● **Set exercise**:
Looking at the listing, state how many of its lines contain the string "page". Write only the number.

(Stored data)
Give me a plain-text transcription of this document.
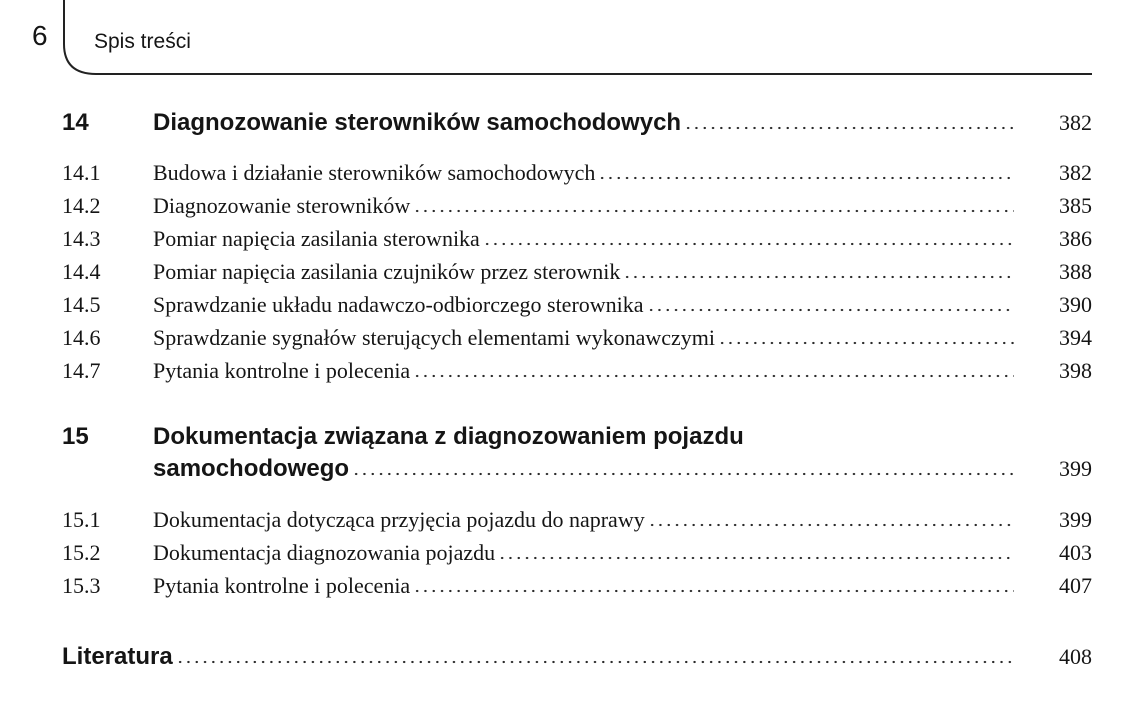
6 Spis treści
14	Diagnozowanie sterowników samochodowych	382
14.1 Budowa i działanie sterowników samochodowych	382
14.2 Diagnozowanie sterowników	385
14.3 Pomiar napięcia zasilania sterownika	386
14.4 Pomiar napięcia zasilania czujników przez sterownik	388
14.5 Sprawdzanie układu nadawczo-odbiorczego sterownika	390
14.6 Sprawdzanie sygnałów sterujących elementami wykonawczymi	394
14.7 Pytania kontrolne i polecenia	398
15	Dokumentacja związana z diagnozowaniem pojazdu
samochodowego	399
15.1 Dokumentacja dotycząca przyjęcia pojazdu do naprawy	399
15.2 Dokumentacja diagnozowania pojazdu	403
15.3 Pytania kontrolne i polecenia	407
Literatura	408
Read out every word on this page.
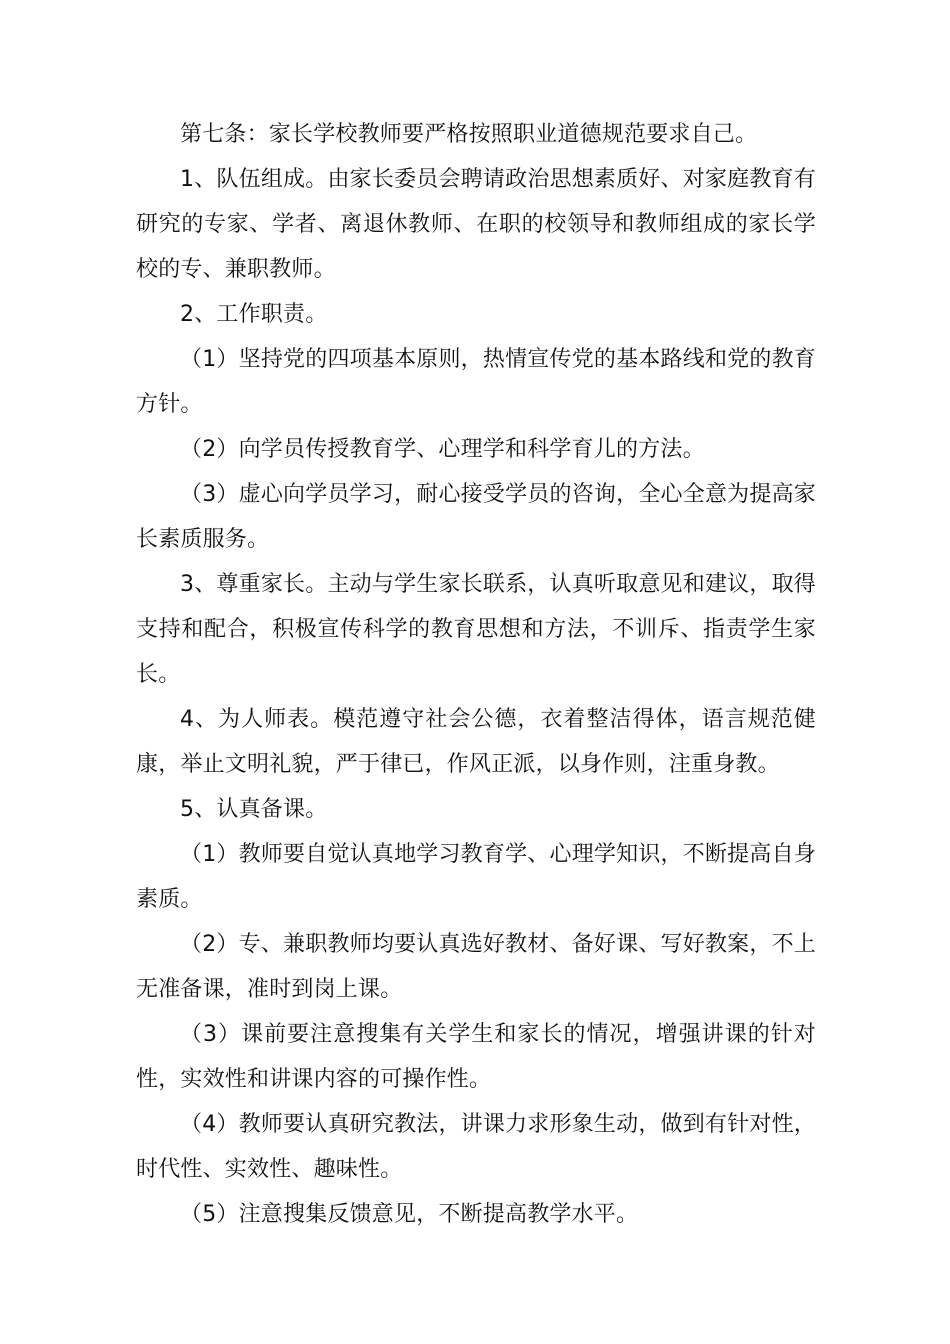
第七条：家长学校教师要严格按照职业道德规范要求自己。

1、队伍组成。由家长委员会聘请政治思想素质好、对家庭教育有研究的专家、学者、离退休教师、在职的校领导和教师组成的家长学校的专、兼职教师。

2、工作职责。

（1）坚持党的四项基本原则，热情宣传党的基本路线和党的教育方针。

（2）向学员传授教育学、心理学和科学育儿的方法。

（3）虚心向学员学习，耐心接受学员的咨询，全心全意为提高家长素质服务。

3、尊重家长。主动与学生家长联系，认真听取意见和建议，取得支持和配合，积极宣传科学的教育思想和方法，不训斥、指责学生家长。

4、为人师表。模范遵守社会公德，衣着整洁得体，语言规范健康，举止文明礼貌，严于律已，作风正派，以身作则，注重身教。

5、认真备课。

（1）教师要自觉认真地学习教育学、心理学知识，不断提高自身素质。

（2）专、兼职教师均要认真选好教材、备好课、写好教案，不上无准备课，准时到岗上课。

（3）课前要注意搜集有关学生和家长的情况，增强讲课的针对性，实效性和讲课内容的可操作性。

（4）教师要认真研究教法，讲课力求形象生动，做到有针对性，时代性、实效性、趣味性。

（5）注意搜集反馈意见，不断提高教学水平。
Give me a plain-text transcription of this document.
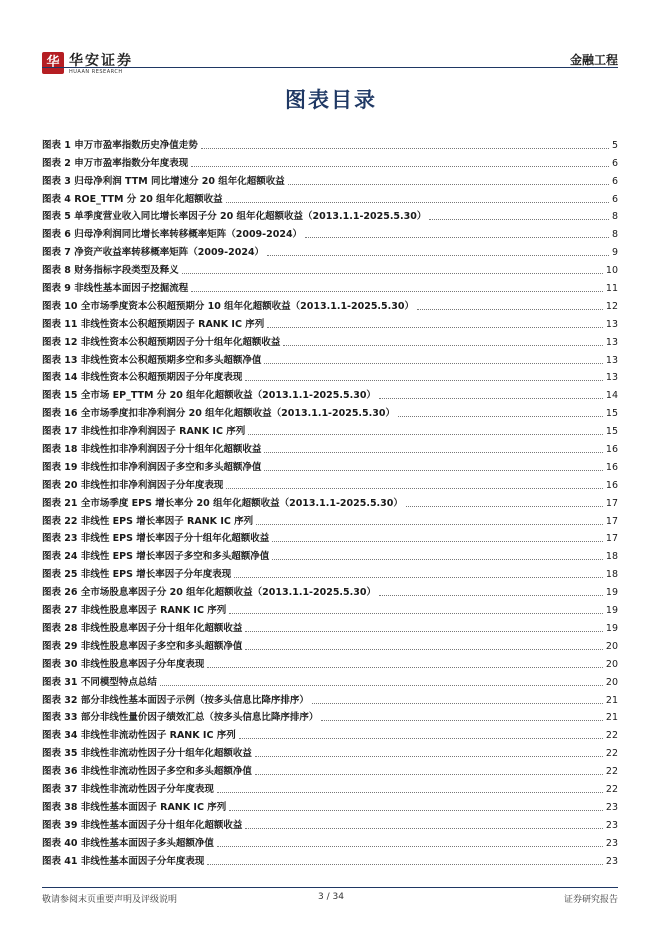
华 华安证券
HUAAN RESEARCH
金融工程
图表目录
图表 1 申万市盈率指数历史净值走势	5
图表 2 申万市盈率指数分年度表现	6
图表 3 归母净利润 TTM 同比增速分 20 组年化超额收益	6
图表 4 ROE_TTM 分 20 组年化超额收益	6
图表 5 单季度营业收入同比增长率因子分 20 组年化超额收益（2013.1.1-2025.5.30）	8
图表 6 归母净利润同比增长率转移概率矩阵（2009-2024）	8
图表 7 净资产收益率转移概率矩阵（2009-2024）	9
图表 8 财务指标字段类型及释义	10
图表 9 非线性基本面因子挖掘流程	11
图表 10 全市场季度资本公积超预期分 10 组年化超额收益（2013.1.1-2025.5.30）	12
图表 11 非线性资本公积超预期因子 RANK IC 序列	13
图表 12 非线性资本公积超预期因子分十组年化超额收益	13
图表 13 非线性资本公积超预期多空和多头超额净值	13
图表 14 非线性资本公积超预期因子分年度表现	13
图表 15 全市场 EP_TTM 分 20 组年化超额收益（2013.1.1-2025.5.30）	14
图表 16 全市场季度扣非净利润分 20 组年化超额收益（2013.1.1-2025.5.30）	15
图表 17 非线性扣非净利润因子 RANK IC 序列	15
图表 18 非线性扣非净利润因子分十组年化超额收益	16
图表 19 非线性扣非净利润因子多空和多头超额净值	16
图表 20 非线性扣非净利润因子分年度表现	16
图表 21 全市场季度 EPS 增长率分 20 组年化超额收益（2013.1.1-2025.5.30）	17
图表 22 非线性 EPS 增长率因子 RANK IC 序列	17
图表 23 非线性 EPS 增长率因子分十组年化超额收益	17
图表 24 非线性 EPS 增长率因子多空和多头超额净值	18
图表 25 非线性 EPS 增长率因子分年度表现	18
图表 26 全市场股息率因子分 20 组年化超额收益（2013.1.1-2025.5.30）	19
图表 27 非线性股息率因子 RANK IC 序列	19
图表 28 非线性股息率因子分十组年化超额收益	19
图表 29 非线性股息率因子多空和多头超额净值	20
图表 30 非线性股息率因子分年度表现	20
图表 31 不同模型特点总结	20
图表 32 部分非线性基本面因子示例（按多头信息比降序排序）	21
图表 33 部分非线性量价因子绩效汇总（按多头信息比降序排序）	21
图表 34 非线性非流动性因子 RANK IC 序列	22
图表 35 非线性非流动性因子分十组年化超额收益	22
图表 36 非线性非流动性因子多空和多头超额净值	22
图表 37 非线性非流动性因子分年度表现	22
图表 38 非线性基本面因子 RANK IC 序列	23
图表 39 非线性基本面因子分十组年化超额收益	23
图表 40 非线性基本面因子多头超额净值	23
图表 41 非线性基本面因子分年度表现	23
敬请参阅末页重要声明及评级说明	3 / 34	证券研究报告
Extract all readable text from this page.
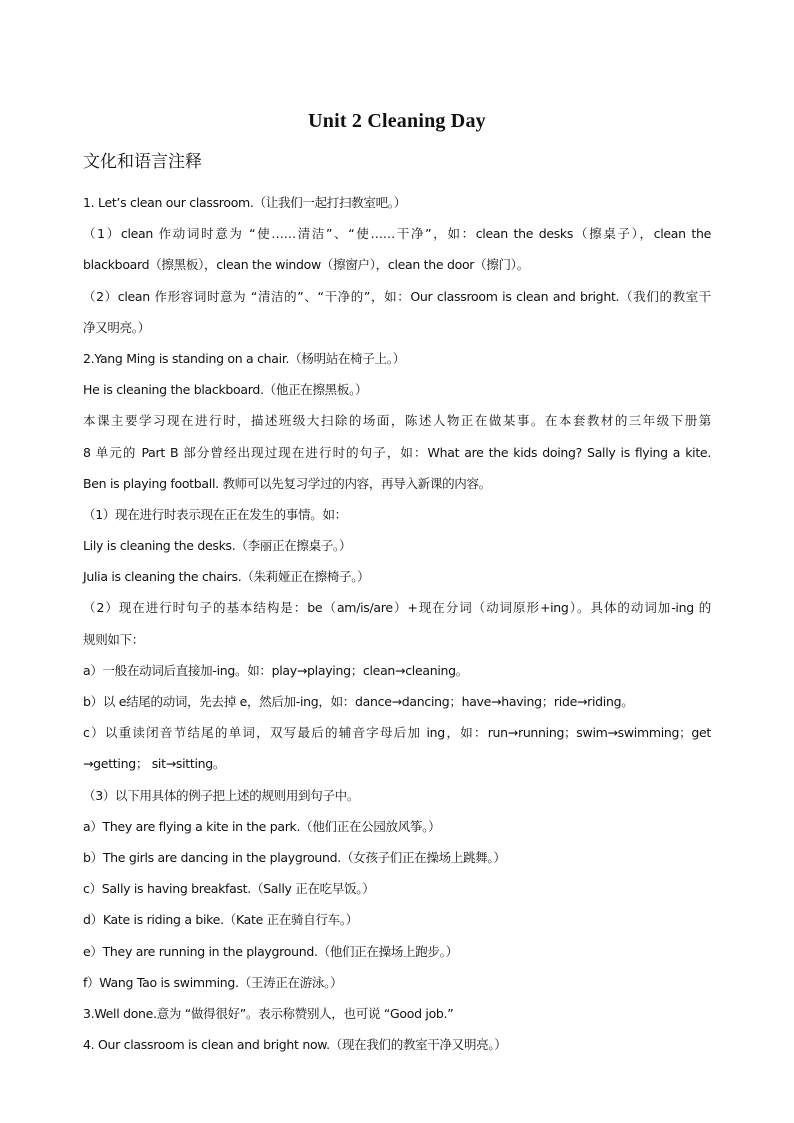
Unit 2 Cleaning Day
文化和语言注释
1. Let’s clean our classroom.（让我们一起打扫教室吧。）
（1）clean 作动词时意为 “使……清洁”、“使……干净”，如：clean the desks（擦桌子），clean the
blackboard（擦黑板），clean the window（擦窗户），clean the door（擦门）。
（2）clean 作形容词时意为 “清洁的”、“干净的”，如：Our classroom is clean and bright.（我们的教室干
净又明亮。）
2.Yang Ming is standing on a chair.（杨明站在椅子上。）
He is cleaning the blackboard.（他正在擦黑板。）
本课主要学习现在进行时，描述班级大扫除的场面，陈述人物正在做某事。在本套教材的三年级下册第
8 单元的 Part B 部分曾经出现过现在进行时的句子，如：What are the kids doing? Sally is flying a kite.
Ben is playing football. 教师可以先复习学过的内容，再导入新课的内容。
（1）现在进行时表示现在正在发生的事情。如：
Lily is cleaning the desks.（李丽正在擦桌子。）
Julia is cleaning the chairs.（朱莉娅正在擦椅子。）
（2）现在进行时句子的基本结构是：be（am/is/are）+现在分词（动词原形+ing）。具体的动词加-ing 的
规则如下：
a）一般在动词后直接加-ing。如：play→playing；clean→cleaning。
b）以 e结尾的动词，先去掉 e，然后加-ing，如：dance→dancing；have→having；ride→riding。
c）以重读闭音节结尾的单词，双写最后的辅音字母后加 ing，如：run→running；swim→swimming；get
→getting； sit→sitting。
（3）以下用具体的例子把上述的规则用到句子中。
a）They are flying a kite in the park.（他们正在公园放风筝。）
b）The girls are dancing in the playground.（女孩子们正在操场上跳舞。）
c）Sally is having breakfast.（Sally 正在吃早饭。）
d）Kate is riding a bike.（Kate 正在骑自行车。）
e）They are running in the playground.（他们正在操场上跑步。）
f）Wang Tao is swimming.（王涛正在游泳。）
3.Well done.意为 “做得很好”。表示称赞别人，也可说 “Good job.”
4. Our classroom is clean and bright now.（现在我们的教室干净又明亮。）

● **The reply**:
2